Prompt ::
Exactly repeat the material, dropping only the pictures.

────────────────

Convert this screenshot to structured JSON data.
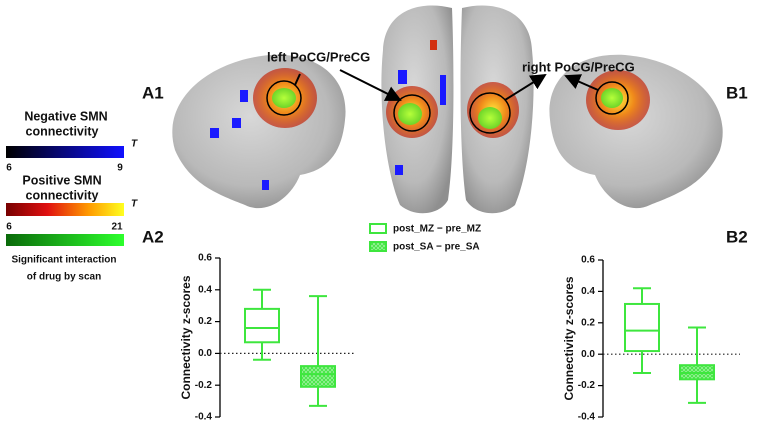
{
  "figure": {
    "panels": [
      "A1",
      "B1"
    ],
    "callouts": [
      "left PoCG/PreCG",
      "right PoCG/PreCG"
    ],
    "colorbars": [
      {
        "title": [
          "Negative SMN",
          "connectivity"
        ],
        "min": 6,
        "max": 9,
        "unit": "T"
      },
      {
        "title": [
          "Positive SMN",
          "connectivity"
        ],
        "min": 6,
        "max": 21,
        "unit": "T"
      }
    ],
    "interaction_label": [
      "Significant interaction",
      "of drug by scan"
    ]
  },
  "chart_data": [
    {
      "type": "box",
      "panel_label": "A2",
      "y_label": "Connectivity z-scores",
      "ylim": [
        -0.4,
        0.6
      ],
      "yticks": [
        -0.4,
        -0.2,
        {
          "value": 0,
          "label": "0.0"
        },
        0.2,
        0.4,
        0.6
      ],
      "reference_line": 0,
      "series": [
        {
          "name": "post_MZ − pre_MZ",
          "color": "#3ee63e",
          "fill": "none",
          "min": -0.04,
          "q1": 0.07,
          "median": 0.16,
          "q3": 0.28,
          "max": 0.4
        },
        {
          "name": "post_SA − pre_SA",
          "color": "#3ee63e",
          "fill": "hatch",
          "min": -0.33,
          "q1": -0.21,
          "median": -0.13,
          "q3": -0.08,
          "max": 0.36
        }
      ]
    },
    {
      "type": "box",
      "panel_label": "B2",
      "y_label": "Connectivity z-scores",
      "ylim": [
        -0.4,
        0.6
      ],
      "yticks": [
        -0.4,
        -0.2,
        {
          "value": 0,
          "label": "0.0"
        },
        0.2,
        0.4,
        0.6
      ],
      "reference_line": 0,
      "series": [
        {
          "color": "#3ee63e",
          "fill": "none",
          "min": -0.12,
          "q1": 0.02,
          "median": 0.15,
          "q3": 0.32,
          "max": 0.42
        },
        {
          "color": "#3ee63e",
          "fill": "hatch",
          "min": -0.31,
          "q1": -0.16,
          "median": -0.12,
          "q3": -0.07,
          "max": 0.17
        }
      ]
    }
  ]
}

────────────────

Answer below ::
Convert this screenshot to structured JSON data.
{
  "figure": {
    "panels": [
      "A1",
      "B1"
    ],
    "callouts": [
      "left PoCG/PreCG",
      "right PoCG/PreCG"
    ],
    "colorbars": [
      {
        "title": [
          "Negative SMN",
          "connectivity"
        ],
        "min": 6,
        "max": 9,
        "unit": "T"
      },
      {
        "title": [
          "Positive SMN",
          "connectivity"
        ],
        "min": 6,
        "max": 21,
        "unit": "T"
      }
    ],
    "interaction_label": [
      "Significant interaction",
      "of drug by scan"
    ]
  },
  "chart_data": [
    {
      "type": "box",
      "panel_label": "A2",
      "y_label": "Connectivity z-scores",
      "ylim": [
        -0.4,
        0.6
      ],
      "yticks": [
        -0.4,
        -0.2,
        {
          "value": 0,
          "label": "0.0"
        },
        0.2,
        0.4,
        0.6
      ],
      "reference_line": 0,
      "series": [
        {
          "name": "post_MZ − pre_MZ",
          "color": "#3ee63e",
          "fill": "none",
          "min": -0.04,
          "q1": 0.07,
          "median": 0.16,
          "q3": 0.28,
          "max": 0.4
        },
        {
          "name": "post_SA − pre_SA",
          "color": "#3ee63e",
          "fill": "hatch",
          "min": -0.33,
          "q1": -0.21,
          "median": -0.13,
          "q3": -0.08,
          "max": 0.36
        }
      ]
    },
    {
      "type": "box",
      "panel_label": "B2",
      "y_label": "Connectivity z-scores",
      "ylim": [
        -0.4,
        0.6
      ],
      "yticks": [
        -0.4,
        -0.2,
        {
          "value": 0,
          "label": "0.0"
        },
        0.2,
        0.4,
        0.6
      ],
      "reference_line": 0,
      "series": [
        {
          "color": "#3ee63e",
          "fill": "none",
          "min": -0.12,
          "q1": 0.02,
          "median": 0.15,
          "q3": 0.32,
          "max": 0.42
        },
        {
          "color": "#3ee63e",
          "fill": "hatch",
          "min": -0.31,
          "q1": -0.16,
          "median": -0.12,
          "q3": -0.07,
          "max": 0.17
        }
      ]
    }
  ]
}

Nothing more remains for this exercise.